_Directions_. How many lines in the rows below contain the string "name"? Reply with the number only.

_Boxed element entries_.
------------

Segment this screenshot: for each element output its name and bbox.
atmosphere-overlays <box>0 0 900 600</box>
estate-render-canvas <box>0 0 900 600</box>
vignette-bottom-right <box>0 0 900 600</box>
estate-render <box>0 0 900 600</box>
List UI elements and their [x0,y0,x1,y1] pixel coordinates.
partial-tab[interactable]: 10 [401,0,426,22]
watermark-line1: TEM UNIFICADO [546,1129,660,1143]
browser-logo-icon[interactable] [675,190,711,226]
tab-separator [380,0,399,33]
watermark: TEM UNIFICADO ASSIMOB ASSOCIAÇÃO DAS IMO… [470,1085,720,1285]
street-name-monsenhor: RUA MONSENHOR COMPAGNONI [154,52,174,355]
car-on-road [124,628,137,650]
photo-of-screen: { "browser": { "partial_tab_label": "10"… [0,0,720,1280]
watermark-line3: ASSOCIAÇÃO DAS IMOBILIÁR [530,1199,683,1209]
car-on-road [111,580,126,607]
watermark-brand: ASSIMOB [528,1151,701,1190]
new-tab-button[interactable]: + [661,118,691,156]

------------

_Complete output_. 2